**Data section**
[start]

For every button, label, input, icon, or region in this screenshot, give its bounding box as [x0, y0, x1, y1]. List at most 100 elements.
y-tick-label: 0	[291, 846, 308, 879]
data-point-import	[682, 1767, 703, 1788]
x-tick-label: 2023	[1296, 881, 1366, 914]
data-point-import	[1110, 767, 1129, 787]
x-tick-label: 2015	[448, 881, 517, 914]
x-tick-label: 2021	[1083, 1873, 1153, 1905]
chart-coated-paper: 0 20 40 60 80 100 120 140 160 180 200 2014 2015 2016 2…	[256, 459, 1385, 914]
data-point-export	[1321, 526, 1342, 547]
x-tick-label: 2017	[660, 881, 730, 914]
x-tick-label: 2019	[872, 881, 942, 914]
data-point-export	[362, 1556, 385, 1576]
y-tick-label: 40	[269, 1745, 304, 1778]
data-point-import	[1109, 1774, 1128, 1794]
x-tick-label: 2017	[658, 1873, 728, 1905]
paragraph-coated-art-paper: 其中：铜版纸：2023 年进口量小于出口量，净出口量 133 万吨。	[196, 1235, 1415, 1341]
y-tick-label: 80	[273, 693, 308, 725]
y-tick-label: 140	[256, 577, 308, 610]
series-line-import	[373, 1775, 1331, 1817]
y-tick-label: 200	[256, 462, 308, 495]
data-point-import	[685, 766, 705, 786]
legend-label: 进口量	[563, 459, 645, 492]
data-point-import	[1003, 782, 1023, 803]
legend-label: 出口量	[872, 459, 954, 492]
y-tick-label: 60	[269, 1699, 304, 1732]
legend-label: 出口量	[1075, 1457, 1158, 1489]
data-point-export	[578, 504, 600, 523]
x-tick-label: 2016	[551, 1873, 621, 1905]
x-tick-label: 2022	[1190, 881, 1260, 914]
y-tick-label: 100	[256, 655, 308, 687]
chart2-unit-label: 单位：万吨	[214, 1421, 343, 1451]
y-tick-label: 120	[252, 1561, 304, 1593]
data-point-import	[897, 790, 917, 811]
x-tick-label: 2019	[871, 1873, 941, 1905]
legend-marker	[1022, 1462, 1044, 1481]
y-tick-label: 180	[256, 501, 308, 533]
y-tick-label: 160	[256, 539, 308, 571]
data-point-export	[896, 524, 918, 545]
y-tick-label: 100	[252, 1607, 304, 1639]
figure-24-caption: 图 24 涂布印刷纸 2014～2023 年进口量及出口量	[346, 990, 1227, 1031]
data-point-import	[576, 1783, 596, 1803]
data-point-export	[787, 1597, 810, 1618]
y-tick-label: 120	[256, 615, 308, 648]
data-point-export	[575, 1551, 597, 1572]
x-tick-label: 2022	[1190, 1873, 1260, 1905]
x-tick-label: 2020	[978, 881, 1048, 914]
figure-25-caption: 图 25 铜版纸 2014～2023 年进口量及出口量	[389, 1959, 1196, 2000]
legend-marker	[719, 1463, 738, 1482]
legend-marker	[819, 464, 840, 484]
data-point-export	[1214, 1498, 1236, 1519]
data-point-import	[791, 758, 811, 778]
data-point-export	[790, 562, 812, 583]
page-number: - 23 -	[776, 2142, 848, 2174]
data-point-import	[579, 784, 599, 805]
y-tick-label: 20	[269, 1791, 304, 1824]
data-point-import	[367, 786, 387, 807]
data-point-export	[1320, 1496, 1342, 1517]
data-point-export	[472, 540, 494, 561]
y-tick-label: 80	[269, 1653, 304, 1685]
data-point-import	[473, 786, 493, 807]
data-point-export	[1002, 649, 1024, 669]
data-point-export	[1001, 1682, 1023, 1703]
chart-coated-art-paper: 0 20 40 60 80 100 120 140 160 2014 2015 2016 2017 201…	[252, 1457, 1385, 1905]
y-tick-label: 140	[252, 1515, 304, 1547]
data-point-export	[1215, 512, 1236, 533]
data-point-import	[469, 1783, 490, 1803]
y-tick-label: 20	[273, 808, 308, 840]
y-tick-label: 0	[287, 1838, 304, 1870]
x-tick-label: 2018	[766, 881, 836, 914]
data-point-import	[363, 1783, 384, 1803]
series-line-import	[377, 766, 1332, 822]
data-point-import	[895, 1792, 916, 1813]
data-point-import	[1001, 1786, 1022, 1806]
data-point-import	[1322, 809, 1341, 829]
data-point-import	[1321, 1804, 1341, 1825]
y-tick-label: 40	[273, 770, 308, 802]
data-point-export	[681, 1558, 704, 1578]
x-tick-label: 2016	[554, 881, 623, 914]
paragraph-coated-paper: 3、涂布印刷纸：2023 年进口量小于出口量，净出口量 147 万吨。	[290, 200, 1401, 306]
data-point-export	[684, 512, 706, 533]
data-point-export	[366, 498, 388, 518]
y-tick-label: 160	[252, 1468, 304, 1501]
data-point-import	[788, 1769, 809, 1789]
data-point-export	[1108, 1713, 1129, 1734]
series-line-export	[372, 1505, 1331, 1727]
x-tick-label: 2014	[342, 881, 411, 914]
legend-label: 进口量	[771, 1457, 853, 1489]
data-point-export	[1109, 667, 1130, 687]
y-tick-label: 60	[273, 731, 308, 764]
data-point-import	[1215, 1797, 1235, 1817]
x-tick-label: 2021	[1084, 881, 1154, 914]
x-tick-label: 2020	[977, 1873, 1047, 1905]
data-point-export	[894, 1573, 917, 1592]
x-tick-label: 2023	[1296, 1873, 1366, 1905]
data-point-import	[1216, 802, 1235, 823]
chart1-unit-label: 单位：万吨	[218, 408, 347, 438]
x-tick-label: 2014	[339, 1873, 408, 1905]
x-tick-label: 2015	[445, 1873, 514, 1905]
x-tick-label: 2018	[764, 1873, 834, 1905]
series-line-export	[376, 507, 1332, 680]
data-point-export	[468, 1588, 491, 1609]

[end]

**Short exercise**
Rewrite the listing with every "data-point-export" replaced by "export-marker", leaving everything else unchanged.

**Solution to this problem**
For every button, label, input, icon, or region in this screenshot, give its bounding box as [x0, y0, x1, y1]. List at most 100 elements.
y-tick-label: 0	[291, 846, 308, 879]
data-point-import	[682, 1767, 703, 1788]
x-tick-label: 2023	[1296, 881, 1366, 914]
data-point-import	[1110, 767, 1129, 787]
x-tick-label: 2015	[448, 881, 517, 914]
x-tick-label: 2021	[1083, 1873, 1153, 1905]
chart-coated-paper: 0 20 40 60 80 100 120 140 160 180 200 2014 2015 2016 2…	[256, 459, 1385, 914]
export-marker	[1321, 526, 1342, 547]
x-tick-label: 2017	[660, 881, 730, 914]
x-tick-label: 2019	[872, 881, 942, 914]
export-marker	[362, 1556, 385, 1576]
y-tick-label: 40	[269, 1745, 304, 1778]
data-point-import	[1109, 1774, 1128, 1794]
x-tick-label: 2017	[658, 1873, 728, 1905]
paragraph-coated-art-paper: 其中：铜版纸：2023 年进口量小于出口量，净出口量 133 万吨。	[196, 1235, 1415, 1341]
y-tick-label: 80	[273, 693, 308, 725]
y-tick-label: 140	[256, 577, 308, 610]
series-line-import	[373, 1775, 1331, 1817]
y-tick-label: 200	[256, 462, 308, 495]
data-point-import	[685, 766, 705, 786]
legend-label: 进口量	[563, 459, 645, 492]
data-point-import	[1003, 782, 1023, 803]
legend-label: 出口量	[872, 459, 954, 492]
y-tick-label: 60	[269, 1699, 304, 1732]
legend-label: 出口量	[1075, 1457, 1158, 1489]
export-marker	[578, 504, 600, 523]
x-tick-label: 2016	[551, 1873, 621, 1905]
x-tick-label: 2022	[1190, 881, 1260, 914]
y-tick-label: 100	[256, 655, 308, 687]
chart2-unit-label: 单位：万吨	[214, 1421, 343, 1451]
y-tick-label: 120	[252, 1561, 304, 1593]
data-point-import	[897, 790, 917, 811]
x-tick-label: 2019	[871, 1873, 941, 1905]
legend-marker	[1022, 1462, 1044, 1481]
y-tick-label: 180	[256, 501, 308, 533]
y-tick-label: 160	[256, 539, 308, 571]
export-marker	[896, 524, 918, 545]
y-tick-label: 100	[252, 1607, 304, 1639]
figure-24-caption: 图 24 涂布印刷纸 2014～2023 年进口量及出口量	[346, 990, 1227, 1031]
data-point-import	[576, 1783, 596, 1803]
export-marker	[787, 1597, 810, 1618]
y-tick-label: 120	[256, 615, 308, 648]
export-marker	[575, 1551, 597, 1572]
x-tick-label: 2022	[1190, 1873, 1260, 1905]
x-tick-label: 2020	[978, 881, 1048, 914]
figure-25-caption: 图 25 铜版纸 2014～2023 年进口量及出口量	[389, 1959, 1196, 2000]
legend-marker	[719, 1463, 738, 1482]
legend-marker	[819, 464, 840, 484]
export-marker	[1214, 1498, 1236, 1519]
data-point-import	[791, 758, 811, 778]
export-marker	[790, 562, 812, 583]
page-number: - 23 -	[776, 2142, 848, 2174]
data-point-import	[579, 784, 599, 805]
y-tick-label: 20	[269, 1791, 304, 1824]
data-point-import	[367, 786, 387, 807]
export-marker	[1320, 1496, 1342, 1517]
export-marker	[472, 540, 494, 561]
y-tick-label: 80	[269, 1653, 304, 1685]
data-point-import	[473, 786, 493, 807]
export-marker	[1002, 649, 1024, 669]
export-marker	[1001, 1682, 1023, 1703]
chart-coated-art-paper: 0 20 40 60 80 100 120 140 160 2014 2015 2016 2017 201…	[252, 1457, 1385, 1905]
y-tick-label: 140	[252, 1515, 304, 1547]
export-marker	[1215, 512, 1236, 533]
data-point-import	[469, 1783, 490, 1803]
y-tick-label: 20	[273, 808, 308, 840]
y-tick-label: 0	[287, 1838, 304, 1870]
x-tick-label: 2018	[766, 881, 836, 914]
data-point-import	[363, 1783, 384, 1803]
series-line-import	[377, 766, 1332, 822]
data-point-import	[895, 1792, 916, 1813]
data-point-import	[1001, 1786, 1022, 1806]
data-point-import	[1322, 809, 1341, 829]
data-point-import	[1321, 1804, 1341, 1825]
y-tick-label: 40	[273, 770, 308, 802]
export-marker	[681, 1558, 704, 1578]
x-tick-label: 2016	[554, 881, 623, 914]
paragraph-coated-paper: 3、涂布印刷纸：2023 年进口量小于出口量，净出口量 147 万吨。	[290, 200, 1401, 306]
export-marker	[684, 512, 706, 533]
export-marker	[366, 498, 388, 518]
y-tick-label: 160	[252, 1468, 304, 1501]
data-point-import	[788, 1769, 809, 1789]
export-marker	[1108, 1713, 1129, 1734]
series-line-export	[372, 1505, 1331, 1727]
x-tick-label: 2014	[342, 881, 411, 914]
legend-label: 进口量	[771, 1457, 853, 1489]
export-marker	[1109, 667, 1130, 687]
y-tick-label: 60	[273, 731, 308, 764]
data-point-import	[1215, 1797, 1235, 1817]
x-tick-label: 2021	[1084, 881, 1154, 914]
x-tick-label: 2020	[977, 1873, 1047, 1905]
export-marker	[894, 1573, 917, 1592]
x-tick-label: 2023	[1296, 1873, 1366, 1905]
data-point-import	[1216, 802, 1235, 823]
chart1-unit-label: 单位：万吨	[218, 408, 347, 438]
x-tick-label: 2014	[339, 1873, 408, 1905]
x-tick-label: 2015	[445, 1873, 514, 1905]
x-tick-label: 2018	[764, 1873, 834, 1905]
series-line-export	[376, 507, 1332, 680]
export-marker	[468, 1588, 491, 1609]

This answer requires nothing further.